*GOAL*: Going through the material below, please gather all lines with the word "Temperatura" in them.
━━━━━ ENTRIES SUPPLIED ━━━━━
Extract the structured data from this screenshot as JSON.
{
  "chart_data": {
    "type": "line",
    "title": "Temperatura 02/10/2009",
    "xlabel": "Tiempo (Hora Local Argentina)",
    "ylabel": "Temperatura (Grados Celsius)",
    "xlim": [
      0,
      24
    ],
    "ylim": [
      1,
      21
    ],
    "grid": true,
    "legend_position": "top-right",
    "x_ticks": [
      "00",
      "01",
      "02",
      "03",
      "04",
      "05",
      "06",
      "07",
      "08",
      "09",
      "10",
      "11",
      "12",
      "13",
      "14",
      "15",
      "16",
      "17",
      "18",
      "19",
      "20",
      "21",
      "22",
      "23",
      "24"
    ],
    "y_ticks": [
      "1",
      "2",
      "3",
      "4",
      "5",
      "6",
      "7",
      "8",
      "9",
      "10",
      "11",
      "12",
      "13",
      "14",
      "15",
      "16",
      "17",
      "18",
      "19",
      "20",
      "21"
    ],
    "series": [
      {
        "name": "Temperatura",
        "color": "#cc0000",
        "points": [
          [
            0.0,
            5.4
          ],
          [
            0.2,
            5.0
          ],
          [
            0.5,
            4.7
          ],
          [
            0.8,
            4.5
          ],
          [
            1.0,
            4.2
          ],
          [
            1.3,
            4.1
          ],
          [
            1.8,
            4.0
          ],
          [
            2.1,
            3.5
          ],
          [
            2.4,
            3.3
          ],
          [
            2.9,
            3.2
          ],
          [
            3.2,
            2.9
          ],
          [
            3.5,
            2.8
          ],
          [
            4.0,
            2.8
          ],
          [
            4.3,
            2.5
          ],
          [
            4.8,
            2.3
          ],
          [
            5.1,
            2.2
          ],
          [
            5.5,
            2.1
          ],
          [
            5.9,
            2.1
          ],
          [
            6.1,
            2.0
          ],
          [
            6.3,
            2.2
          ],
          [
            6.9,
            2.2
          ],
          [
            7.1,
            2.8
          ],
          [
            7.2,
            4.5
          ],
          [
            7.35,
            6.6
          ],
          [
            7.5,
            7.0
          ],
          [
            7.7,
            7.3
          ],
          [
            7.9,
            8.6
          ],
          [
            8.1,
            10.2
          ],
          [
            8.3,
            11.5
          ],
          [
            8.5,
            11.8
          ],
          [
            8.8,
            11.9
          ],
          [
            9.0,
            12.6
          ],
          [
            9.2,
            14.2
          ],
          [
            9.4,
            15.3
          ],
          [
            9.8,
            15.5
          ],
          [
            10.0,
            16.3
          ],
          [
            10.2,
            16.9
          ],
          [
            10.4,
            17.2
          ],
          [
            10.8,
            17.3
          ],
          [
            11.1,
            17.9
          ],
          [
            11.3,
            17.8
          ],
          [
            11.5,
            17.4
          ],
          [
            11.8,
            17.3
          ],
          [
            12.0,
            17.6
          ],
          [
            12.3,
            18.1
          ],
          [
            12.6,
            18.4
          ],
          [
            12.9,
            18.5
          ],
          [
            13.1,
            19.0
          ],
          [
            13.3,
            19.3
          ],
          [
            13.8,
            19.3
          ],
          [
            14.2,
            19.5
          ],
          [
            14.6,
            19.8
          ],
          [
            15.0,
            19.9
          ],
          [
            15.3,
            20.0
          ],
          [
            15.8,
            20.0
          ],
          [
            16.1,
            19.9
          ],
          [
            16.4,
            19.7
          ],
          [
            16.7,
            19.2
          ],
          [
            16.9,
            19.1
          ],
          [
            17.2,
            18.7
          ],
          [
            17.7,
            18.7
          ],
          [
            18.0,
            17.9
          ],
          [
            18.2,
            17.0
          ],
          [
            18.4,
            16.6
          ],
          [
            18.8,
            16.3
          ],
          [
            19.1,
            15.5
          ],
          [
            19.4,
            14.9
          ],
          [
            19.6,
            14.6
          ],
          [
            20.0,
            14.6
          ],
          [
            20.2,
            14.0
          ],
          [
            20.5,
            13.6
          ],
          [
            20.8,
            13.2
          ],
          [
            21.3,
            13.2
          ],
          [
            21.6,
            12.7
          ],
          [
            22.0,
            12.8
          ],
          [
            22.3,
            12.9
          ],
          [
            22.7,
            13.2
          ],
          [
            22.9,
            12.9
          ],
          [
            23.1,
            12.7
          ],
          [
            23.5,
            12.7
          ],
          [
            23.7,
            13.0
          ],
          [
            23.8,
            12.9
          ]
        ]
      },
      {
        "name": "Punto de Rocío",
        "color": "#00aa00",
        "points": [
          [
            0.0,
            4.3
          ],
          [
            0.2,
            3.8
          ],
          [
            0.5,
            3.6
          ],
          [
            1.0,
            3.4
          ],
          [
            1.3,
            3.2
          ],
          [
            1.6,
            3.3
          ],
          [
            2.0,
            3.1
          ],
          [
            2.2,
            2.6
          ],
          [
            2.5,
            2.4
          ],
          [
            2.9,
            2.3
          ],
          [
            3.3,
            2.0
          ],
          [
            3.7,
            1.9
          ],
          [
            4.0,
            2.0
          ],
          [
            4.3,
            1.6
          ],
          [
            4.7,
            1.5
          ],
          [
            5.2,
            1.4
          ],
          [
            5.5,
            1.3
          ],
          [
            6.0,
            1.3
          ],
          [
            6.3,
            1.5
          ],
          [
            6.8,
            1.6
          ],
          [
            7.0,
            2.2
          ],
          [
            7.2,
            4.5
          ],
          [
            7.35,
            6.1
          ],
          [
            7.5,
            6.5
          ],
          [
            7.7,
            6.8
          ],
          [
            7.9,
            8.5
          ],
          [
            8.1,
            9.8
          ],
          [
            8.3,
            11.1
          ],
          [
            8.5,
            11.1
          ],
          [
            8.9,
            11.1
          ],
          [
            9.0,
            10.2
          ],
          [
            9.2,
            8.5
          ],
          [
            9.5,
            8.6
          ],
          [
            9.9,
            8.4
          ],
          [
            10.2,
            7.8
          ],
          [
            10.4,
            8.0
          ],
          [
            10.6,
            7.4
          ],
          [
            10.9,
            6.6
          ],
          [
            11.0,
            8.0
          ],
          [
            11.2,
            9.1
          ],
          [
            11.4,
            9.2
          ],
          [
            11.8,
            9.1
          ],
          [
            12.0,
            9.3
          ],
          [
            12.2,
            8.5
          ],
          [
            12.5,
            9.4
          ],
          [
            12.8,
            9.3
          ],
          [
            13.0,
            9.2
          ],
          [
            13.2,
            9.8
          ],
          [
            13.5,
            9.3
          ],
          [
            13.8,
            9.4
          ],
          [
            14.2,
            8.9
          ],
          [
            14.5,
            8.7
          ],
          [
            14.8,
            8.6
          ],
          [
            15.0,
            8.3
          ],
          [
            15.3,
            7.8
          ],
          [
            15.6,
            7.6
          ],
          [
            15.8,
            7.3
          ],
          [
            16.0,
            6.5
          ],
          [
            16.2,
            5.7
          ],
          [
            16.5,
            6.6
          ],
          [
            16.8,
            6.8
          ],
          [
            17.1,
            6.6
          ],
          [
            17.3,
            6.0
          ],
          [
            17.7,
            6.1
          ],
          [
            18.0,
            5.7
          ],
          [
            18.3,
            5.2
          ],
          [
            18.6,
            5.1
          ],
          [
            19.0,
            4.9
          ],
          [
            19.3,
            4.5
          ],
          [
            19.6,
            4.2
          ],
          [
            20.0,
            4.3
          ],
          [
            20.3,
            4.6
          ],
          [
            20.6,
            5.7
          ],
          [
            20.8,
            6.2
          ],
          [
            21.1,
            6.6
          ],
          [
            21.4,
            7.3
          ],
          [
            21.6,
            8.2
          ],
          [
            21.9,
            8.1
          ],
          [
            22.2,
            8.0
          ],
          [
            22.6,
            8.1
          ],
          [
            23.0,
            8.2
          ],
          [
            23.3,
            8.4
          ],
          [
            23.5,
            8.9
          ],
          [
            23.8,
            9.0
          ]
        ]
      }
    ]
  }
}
━━━━━
*OUTPUT OF THE TASK*:
    "title": "Temperatura 02/10/2009",
    "ylabel": "Temperatura (Grados Celsius)",
        "name": "Temperatura",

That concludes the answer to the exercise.